_Do this_. Below is a listing to write out in full, exactly as given, without its pictures.

_Dataset entries_.
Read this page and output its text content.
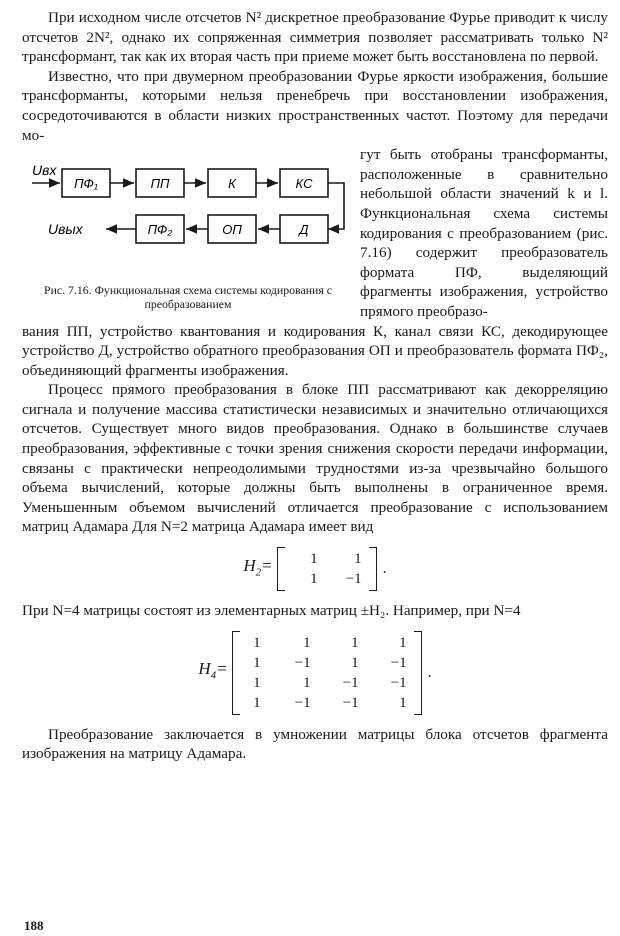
При исходном числе отсчетов N² дискретное преобразование Фурье приводит к числу отсчетов 2N², однако их сопряженная симметрия позволяет рассматривать только N² трансформант, так как их вторая часть при приеме может быть восстановлена по первой.

Известно, что при двумерном преобразовании Фурье яркости изображения, большие трансформанты, которыми нельзя пренебречь при восстановлении изображения, сосредоточиваются в области низких пространственных частот. Поэтому для передачи мо-

Uвх
ПФ₁	ПП	К	КС
Д
ОП
ПФ₂
Uвых
Рис. 7.16. Функциональная схема системы кодирования с преобразованием

гут быть отобраны трансформанты, расположенные в сравнительно небольшой области значений k и l. Функциональная схема системы кодирования с преобразованием (рис. 7.16) содержит преобразователь формата ПФ, выделяющий фрагменты изображения, устройство прямого преобразо-

вания ПП, устройство квантования и кодирования К, канал связи КС, декодирующее устройство Д, устройство обратного преобразования ОП и преобразователь формата ПФ₂, объединяющий фрагменты изображения.

Процесс прямого преобразования в блоке ПП рассматривают как декорреляцию сигнала и получение массива статистически независимых и значительно отличающихся отсчетов. Существует много видов преобразования. Однако в большинстве случаев преобразования, эффективные с точки зрения снижения скорости передачи информации, связаны с практически непреодолимыми трудностями из-за чрезвычайно большого объема вычислений, которые должны быть выполнены в ограниченное время. Уменьшенным объемом вычислений отличается преобразование с использованием матриц Адамара Для N=2 матрица Адамара имеет вид

$H_2=$	1	1
1	−1
.

При N=4 матрицы состоят из элементарных матриц ±H₂. Например, при N=4

$H_4=$
1	1	1	1
1	−1	1	−1
1	1	−1	−1
1	−1	−1	1
.

Преобразование заключается в умножении матрицы блока отсчетов фрагмента изображения на матрицу Адамара.

188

_Written answer_.
Read this page and output its text content.
При исходном числе отсчетов N² дискретное преобразование Фурье приводит к числу отсчетов 2N², однако их сопряженная симметрия позволяет рассматривать только N² трансформант, так как их вторая часть при приеме может быть восстановлена по первой.

Известно, что при двумерном преобразовании Фурье яркости изображения, большие трансформанты, которыми нельзя пренебречь при восстановлении изображения, сосредоточиваются в области низких пространственных частот. Поэтому для передачи мо-

Uвх
ПФ₁	ПП	К	КС
Д
ОП
ПФ₂
Uвых
Рис. 7.16. Функциональная схема системы кодирования с преобразованием

гут быть отобраны трансформанты, расположенные в сравнительно небольшой области значений k и l. Функциональная схема системы кодирования с преобразованием (рис. 7.16) содержит преобразователь формата ПФ, выделяющий фрагменты изображения, устройство прямого преобразо-

вания ПП, устройство квантования и кодирования К, канал связи КС, декодирующее устройство Д, устройство обратного преобразования ОП и преобразователь формата ПФ₂, объединяющий фрагменты изображения.

Процесс прямого преобразования в блоке ПП рассматривают как декорреляцию сигнала и получение массива статистически независимых и значительно отличающихся отсчетов. Существует много видов преобразования. Однако в большинстве случаев преобразования, эффективные с точки зрения снижения скорости передачи информации, связаны с практически непреодолимыми трудностями из-за чрезвычайно большого объема вычислений, которые должны быть выполнены в ограниченное время. Уменьшенным объемом вычислений отличается преобразование с использованием матриц Адамара Для N=2 матрица Адамара имеет вид

$H_2=$	1	1
1	−1
.

При N=4 матрицы состоят из элементарных матриц ±H₂. Например, при N=4

$H_4=$
1	1	1	1
1	−1	1	−1
1	1	−1	−1
1	−1	−1	1
.

Преобразование заключается в умножении матрицы блока отсчетов фрагмента изображения на матрицу Адамара.

188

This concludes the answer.